### Task objective:
Each line of the listing that contains the word "radio" is to be copied.

### Input material:
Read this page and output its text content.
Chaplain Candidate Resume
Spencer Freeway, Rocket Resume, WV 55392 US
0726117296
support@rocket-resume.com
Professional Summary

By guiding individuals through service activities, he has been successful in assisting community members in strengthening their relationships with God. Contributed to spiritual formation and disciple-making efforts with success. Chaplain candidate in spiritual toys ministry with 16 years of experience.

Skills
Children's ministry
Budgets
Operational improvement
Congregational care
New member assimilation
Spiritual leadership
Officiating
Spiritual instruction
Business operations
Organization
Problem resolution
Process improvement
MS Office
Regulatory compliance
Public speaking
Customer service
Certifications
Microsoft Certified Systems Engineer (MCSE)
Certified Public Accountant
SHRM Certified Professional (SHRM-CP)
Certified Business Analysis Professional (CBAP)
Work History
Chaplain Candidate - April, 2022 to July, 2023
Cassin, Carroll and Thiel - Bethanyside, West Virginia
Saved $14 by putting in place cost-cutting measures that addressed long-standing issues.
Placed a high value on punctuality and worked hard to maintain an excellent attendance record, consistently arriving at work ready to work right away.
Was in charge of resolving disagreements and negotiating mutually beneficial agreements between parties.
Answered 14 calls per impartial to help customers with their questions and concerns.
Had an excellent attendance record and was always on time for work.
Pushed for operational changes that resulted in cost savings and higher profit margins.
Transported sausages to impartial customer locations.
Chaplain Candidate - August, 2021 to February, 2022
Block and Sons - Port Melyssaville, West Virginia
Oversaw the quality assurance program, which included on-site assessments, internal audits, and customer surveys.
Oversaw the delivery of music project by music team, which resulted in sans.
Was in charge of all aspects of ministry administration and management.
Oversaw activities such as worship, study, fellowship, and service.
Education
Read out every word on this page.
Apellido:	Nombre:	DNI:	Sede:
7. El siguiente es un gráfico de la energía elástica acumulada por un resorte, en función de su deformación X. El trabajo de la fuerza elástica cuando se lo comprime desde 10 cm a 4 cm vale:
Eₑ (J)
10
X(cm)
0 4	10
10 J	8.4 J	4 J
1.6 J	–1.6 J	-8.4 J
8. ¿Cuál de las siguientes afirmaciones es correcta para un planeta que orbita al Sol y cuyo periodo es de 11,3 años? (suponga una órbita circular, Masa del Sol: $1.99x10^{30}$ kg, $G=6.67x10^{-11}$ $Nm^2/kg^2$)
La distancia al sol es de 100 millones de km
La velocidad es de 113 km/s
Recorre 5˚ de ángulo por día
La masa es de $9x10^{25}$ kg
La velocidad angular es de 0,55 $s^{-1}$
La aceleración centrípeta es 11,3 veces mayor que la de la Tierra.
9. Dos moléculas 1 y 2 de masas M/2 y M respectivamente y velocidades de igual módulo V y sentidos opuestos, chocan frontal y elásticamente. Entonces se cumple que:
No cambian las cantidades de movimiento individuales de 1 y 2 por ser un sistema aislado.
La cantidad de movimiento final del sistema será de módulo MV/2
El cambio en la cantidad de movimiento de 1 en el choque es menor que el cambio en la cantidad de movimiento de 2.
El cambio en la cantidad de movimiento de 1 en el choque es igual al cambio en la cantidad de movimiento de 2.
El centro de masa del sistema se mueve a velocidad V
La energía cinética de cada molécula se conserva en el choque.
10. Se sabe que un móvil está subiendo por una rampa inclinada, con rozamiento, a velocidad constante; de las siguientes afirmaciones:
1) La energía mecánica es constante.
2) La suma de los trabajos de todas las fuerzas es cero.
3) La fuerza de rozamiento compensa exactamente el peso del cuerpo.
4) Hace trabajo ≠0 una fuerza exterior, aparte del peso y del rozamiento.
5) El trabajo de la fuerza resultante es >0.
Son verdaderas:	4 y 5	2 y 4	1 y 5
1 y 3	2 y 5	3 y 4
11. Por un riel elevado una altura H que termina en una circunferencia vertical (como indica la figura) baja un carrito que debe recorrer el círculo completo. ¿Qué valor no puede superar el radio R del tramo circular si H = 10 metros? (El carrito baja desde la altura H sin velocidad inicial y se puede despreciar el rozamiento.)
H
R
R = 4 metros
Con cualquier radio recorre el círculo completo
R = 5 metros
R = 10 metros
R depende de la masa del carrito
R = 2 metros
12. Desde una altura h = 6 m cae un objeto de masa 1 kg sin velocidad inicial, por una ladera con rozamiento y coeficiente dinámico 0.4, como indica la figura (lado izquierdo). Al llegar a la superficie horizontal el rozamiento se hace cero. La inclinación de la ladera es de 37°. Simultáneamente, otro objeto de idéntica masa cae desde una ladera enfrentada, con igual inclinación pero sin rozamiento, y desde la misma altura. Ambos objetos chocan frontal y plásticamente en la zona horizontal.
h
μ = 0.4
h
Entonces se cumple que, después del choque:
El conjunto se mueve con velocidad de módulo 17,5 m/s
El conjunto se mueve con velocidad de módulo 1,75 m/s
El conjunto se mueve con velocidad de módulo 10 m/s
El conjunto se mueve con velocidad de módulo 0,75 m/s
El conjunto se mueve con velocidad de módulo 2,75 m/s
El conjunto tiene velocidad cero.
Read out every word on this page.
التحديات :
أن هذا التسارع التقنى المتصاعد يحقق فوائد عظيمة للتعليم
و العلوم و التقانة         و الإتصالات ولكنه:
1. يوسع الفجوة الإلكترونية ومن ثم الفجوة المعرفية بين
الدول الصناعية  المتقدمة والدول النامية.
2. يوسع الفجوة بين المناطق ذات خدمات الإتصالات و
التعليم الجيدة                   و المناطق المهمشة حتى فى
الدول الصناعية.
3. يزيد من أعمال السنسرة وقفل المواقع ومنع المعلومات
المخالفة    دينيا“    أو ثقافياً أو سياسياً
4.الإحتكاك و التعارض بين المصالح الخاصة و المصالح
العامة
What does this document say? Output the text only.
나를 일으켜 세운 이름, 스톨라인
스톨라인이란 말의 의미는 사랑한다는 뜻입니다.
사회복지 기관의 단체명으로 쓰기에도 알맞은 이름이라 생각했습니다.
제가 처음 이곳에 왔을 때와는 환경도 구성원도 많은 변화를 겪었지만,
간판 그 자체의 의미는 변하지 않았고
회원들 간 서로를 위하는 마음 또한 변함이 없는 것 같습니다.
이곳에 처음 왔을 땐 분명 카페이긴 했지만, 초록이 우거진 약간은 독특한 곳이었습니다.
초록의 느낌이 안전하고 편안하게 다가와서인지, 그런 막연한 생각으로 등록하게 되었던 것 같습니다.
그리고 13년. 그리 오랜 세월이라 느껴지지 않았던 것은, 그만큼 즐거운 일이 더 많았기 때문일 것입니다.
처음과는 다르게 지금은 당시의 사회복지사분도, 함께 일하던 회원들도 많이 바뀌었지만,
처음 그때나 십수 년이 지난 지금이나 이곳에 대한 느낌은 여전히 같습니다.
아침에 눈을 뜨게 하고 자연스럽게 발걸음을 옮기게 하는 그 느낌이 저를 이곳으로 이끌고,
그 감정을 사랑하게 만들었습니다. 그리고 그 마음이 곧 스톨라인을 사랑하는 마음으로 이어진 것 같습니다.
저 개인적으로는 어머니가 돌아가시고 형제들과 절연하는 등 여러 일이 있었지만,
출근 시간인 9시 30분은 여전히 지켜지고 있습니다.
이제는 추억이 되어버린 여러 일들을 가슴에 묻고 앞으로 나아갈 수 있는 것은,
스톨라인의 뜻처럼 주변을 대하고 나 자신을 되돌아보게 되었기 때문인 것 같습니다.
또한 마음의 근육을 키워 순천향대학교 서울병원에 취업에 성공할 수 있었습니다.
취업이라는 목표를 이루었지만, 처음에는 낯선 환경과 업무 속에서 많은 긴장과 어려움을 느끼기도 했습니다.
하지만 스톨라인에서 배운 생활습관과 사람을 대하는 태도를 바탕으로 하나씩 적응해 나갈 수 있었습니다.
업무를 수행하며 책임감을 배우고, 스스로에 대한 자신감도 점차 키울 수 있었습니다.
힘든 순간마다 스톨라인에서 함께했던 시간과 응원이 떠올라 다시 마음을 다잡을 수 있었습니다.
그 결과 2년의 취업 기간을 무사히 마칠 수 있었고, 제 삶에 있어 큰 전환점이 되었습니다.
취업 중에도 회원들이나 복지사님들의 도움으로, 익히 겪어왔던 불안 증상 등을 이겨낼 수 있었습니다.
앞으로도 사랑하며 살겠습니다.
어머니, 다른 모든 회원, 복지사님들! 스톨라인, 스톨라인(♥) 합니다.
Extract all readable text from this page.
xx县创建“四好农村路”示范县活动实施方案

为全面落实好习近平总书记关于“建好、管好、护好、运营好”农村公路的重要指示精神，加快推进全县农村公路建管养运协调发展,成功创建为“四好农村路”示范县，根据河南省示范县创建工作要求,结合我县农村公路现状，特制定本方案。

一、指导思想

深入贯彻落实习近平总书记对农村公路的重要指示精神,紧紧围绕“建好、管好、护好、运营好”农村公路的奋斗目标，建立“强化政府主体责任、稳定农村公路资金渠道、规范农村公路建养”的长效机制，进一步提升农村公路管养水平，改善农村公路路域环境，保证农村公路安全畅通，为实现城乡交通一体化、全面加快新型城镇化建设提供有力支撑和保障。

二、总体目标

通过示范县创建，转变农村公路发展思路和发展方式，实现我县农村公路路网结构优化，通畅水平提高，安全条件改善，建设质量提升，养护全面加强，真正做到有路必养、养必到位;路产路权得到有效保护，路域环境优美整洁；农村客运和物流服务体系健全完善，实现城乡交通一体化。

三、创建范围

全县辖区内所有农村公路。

### Written solution:
11. Por un riel elevado una altura H que termina en una circunferencia vertical (como indica la figura) baja un carrito que debe recorrer el círculo completo. ¿Qué valor no puede superar el radio R del tramo circular si H = 10 metros? (El carrito baja desde la altura H sin velocidad inicial y se puede despreciar el rozamiento.)
Con cualquier radio recorre el círculo completo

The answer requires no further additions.